§ The problem
Retype the records from the line containing "crew-row-number: (9) [74,1159,89,1175]" through the line containing "next-of-kin-line: Chicago, Ill.", both included, keeping each line unchanged.

§ Exercise data
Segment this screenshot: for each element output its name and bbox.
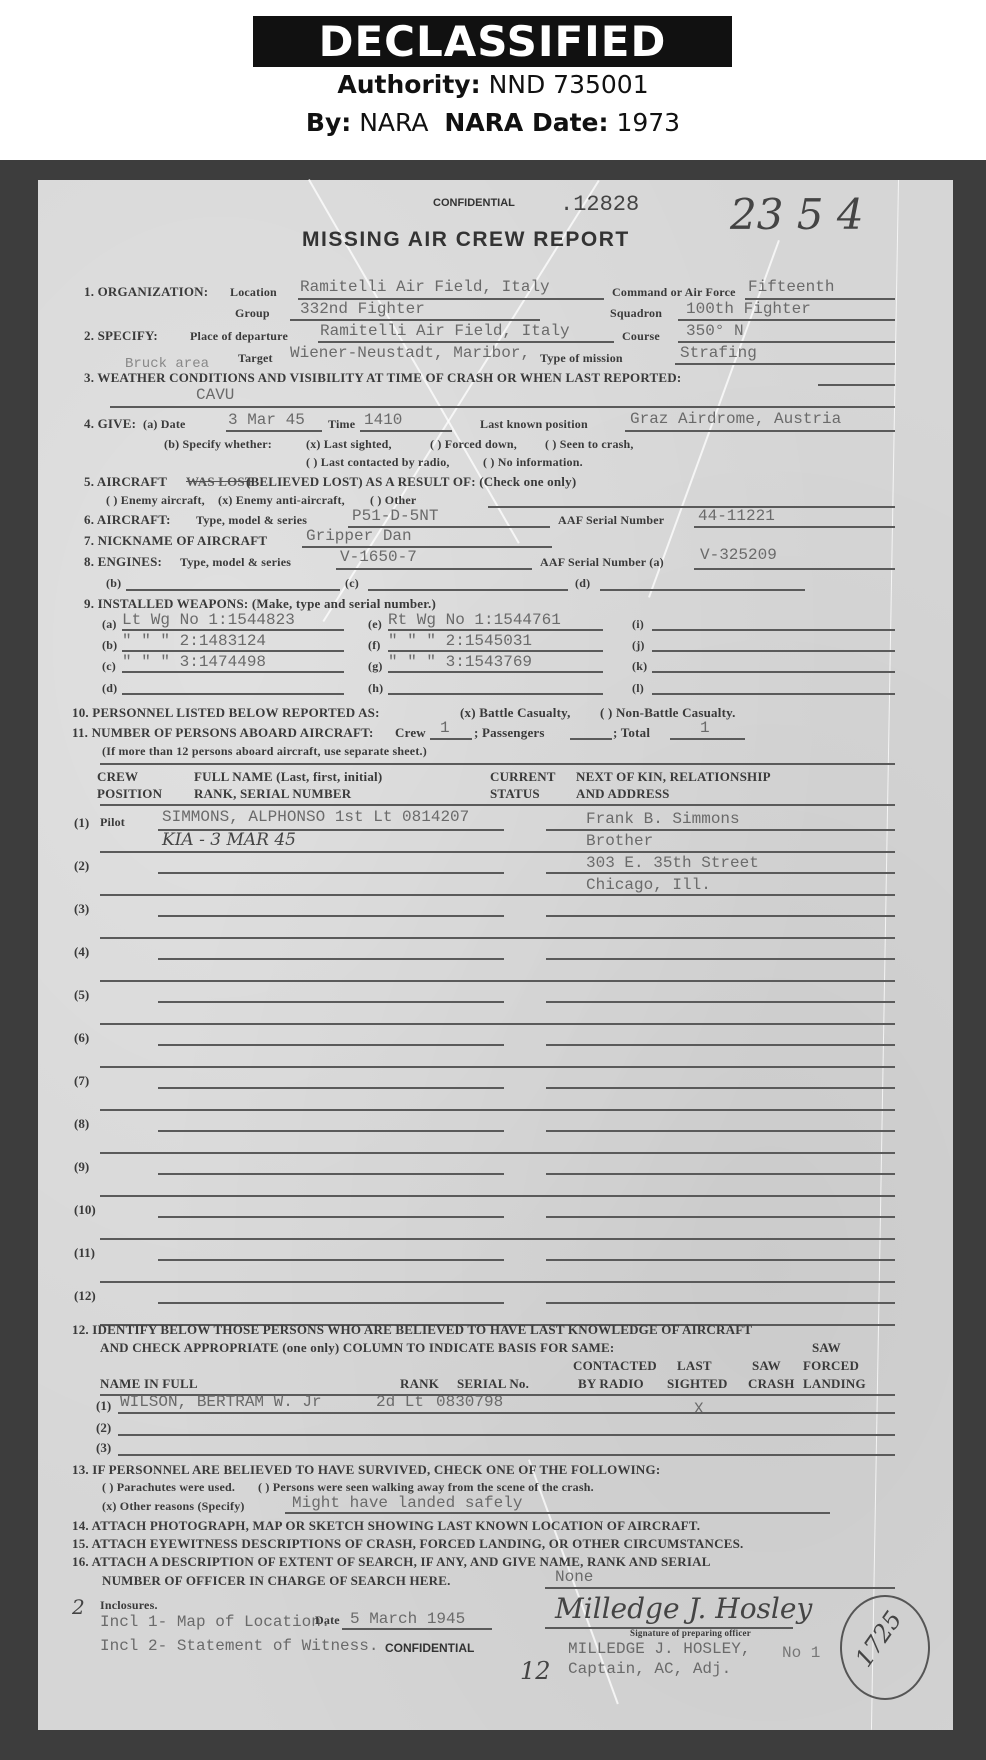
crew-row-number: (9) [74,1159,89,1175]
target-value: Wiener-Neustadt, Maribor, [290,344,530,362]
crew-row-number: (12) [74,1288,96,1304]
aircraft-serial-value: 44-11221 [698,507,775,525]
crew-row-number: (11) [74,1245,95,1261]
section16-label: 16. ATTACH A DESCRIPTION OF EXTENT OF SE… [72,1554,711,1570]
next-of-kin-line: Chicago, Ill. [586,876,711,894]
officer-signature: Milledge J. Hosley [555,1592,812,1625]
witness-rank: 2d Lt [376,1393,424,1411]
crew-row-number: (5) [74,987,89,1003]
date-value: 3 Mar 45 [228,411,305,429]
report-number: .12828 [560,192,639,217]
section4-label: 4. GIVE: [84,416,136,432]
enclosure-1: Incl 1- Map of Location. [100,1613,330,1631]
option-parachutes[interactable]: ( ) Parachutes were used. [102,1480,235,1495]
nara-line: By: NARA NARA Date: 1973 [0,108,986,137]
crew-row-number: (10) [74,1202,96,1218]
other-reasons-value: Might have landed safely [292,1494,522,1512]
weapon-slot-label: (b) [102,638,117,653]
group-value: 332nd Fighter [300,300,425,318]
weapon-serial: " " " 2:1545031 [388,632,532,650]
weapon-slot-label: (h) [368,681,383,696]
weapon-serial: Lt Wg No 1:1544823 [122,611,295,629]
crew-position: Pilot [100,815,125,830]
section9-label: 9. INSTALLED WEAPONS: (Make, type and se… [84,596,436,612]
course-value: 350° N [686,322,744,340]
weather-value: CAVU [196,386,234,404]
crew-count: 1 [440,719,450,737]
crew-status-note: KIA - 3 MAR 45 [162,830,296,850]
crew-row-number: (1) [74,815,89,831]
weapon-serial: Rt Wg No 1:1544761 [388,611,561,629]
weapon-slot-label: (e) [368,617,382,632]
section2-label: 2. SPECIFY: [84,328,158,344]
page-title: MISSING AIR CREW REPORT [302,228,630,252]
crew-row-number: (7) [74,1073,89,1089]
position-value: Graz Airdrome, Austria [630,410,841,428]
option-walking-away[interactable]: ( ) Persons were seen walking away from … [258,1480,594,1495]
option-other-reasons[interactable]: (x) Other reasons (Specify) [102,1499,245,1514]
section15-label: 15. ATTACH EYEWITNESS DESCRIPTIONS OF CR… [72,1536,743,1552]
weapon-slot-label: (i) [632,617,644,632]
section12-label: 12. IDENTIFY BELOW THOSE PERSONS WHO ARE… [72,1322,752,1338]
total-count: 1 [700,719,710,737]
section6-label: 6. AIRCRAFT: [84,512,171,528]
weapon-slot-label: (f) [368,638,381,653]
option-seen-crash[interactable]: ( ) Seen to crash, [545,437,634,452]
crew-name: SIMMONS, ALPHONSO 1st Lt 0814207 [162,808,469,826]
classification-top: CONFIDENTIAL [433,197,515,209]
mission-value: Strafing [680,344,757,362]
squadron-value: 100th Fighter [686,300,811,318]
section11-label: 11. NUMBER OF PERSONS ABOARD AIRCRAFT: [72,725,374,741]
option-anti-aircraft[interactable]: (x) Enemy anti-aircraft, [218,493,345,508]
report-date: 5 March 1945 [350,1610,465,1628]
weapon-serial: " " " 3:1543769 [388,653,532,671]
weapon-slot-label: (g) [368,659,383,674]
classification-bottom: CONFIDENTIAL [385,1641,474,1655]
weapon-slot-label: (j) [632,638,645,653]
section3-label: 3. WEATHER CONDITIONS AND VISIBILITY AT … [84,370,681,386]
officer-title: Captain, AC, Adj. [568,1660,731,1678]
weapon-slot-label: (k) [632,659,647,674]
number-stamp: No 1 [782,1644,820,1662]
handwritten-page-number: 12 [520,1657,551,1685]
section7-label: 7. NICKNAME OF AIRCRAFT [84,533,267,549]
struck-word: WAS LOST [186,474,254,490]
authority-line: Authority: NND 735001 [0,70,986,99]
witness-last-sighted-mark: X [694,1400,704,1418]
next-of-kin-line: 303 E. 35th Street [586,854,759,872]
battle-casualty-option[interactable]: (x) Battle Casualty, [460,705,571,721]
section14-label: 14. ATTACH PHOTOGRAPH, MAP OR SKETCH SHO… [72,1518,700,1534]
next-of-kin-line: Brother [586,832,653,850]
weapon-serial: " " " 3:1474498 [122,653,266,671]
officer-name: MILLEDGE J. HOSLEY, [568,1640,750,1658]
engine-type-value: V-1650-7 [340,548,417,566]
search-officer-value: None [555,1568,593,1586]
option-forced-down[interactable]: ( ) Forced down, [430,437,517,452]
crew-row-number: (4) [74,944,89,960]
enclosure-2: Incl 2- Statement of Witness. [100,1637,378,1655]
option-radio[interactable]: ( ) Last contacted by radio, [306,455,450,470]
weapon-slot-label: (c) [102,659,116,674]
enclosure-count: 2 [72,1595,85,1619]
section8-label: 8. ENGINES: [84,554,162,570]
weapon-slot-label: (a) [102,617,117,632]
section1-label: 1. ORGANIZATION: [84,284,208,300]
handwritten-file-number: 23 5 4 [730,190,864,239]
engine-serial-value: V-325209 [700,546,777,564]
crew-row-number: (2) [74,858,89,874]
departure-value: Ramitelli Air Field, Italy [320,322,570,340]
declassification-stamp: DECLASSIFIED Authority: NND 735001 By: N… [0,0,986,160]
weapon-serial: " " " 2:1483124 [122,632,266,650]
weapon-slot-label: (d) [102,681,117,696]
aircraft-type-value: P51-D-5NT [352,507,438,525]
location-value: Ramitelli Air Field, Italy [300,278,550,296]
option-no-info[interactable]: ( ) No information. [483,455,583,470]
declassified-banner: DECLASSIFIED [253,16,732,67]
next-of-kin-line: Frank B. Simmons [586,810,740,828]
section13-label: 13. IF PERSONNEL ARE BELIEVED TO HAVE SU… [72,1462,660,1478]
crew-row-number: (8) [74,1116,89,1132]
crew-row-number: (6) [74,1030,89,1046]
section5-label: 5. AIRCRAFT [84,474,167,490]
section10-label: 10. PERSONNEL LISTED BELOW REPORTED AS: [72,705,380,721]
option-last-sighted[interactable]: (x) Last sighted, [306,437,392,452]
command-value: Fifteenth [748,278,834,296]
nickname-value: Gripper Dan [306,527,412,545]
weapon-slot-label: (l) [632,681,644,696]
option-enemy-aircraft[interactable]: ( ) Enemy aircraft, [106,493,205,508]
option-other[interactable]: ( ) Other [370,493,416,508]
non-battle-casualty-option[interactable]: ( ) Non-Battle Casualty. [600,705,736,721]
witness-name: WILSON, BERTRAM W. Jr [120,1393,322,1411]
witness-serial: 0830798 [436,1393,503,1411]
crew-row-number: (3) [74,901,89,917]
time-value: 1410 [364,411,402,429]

§ Response to this exercise
crew-row-number: (9) [74,1159,89,1175]
target-value: Wiener-Neustadt, Maribor, [290,344,530,362]
crew-row-number: (12) [74,1288,96,1304]
aircraft-serial-value: 44-11221 [698,507,775,525]
crew-row-number: (11) [74,1245,95,1261]
section16-label: 16. ATTACH A DESCRIPTION OF EXTENT OF SE… [72,1554,711,1570]
next-of-kin-line: Chicago, Ill. [586,876,711,894]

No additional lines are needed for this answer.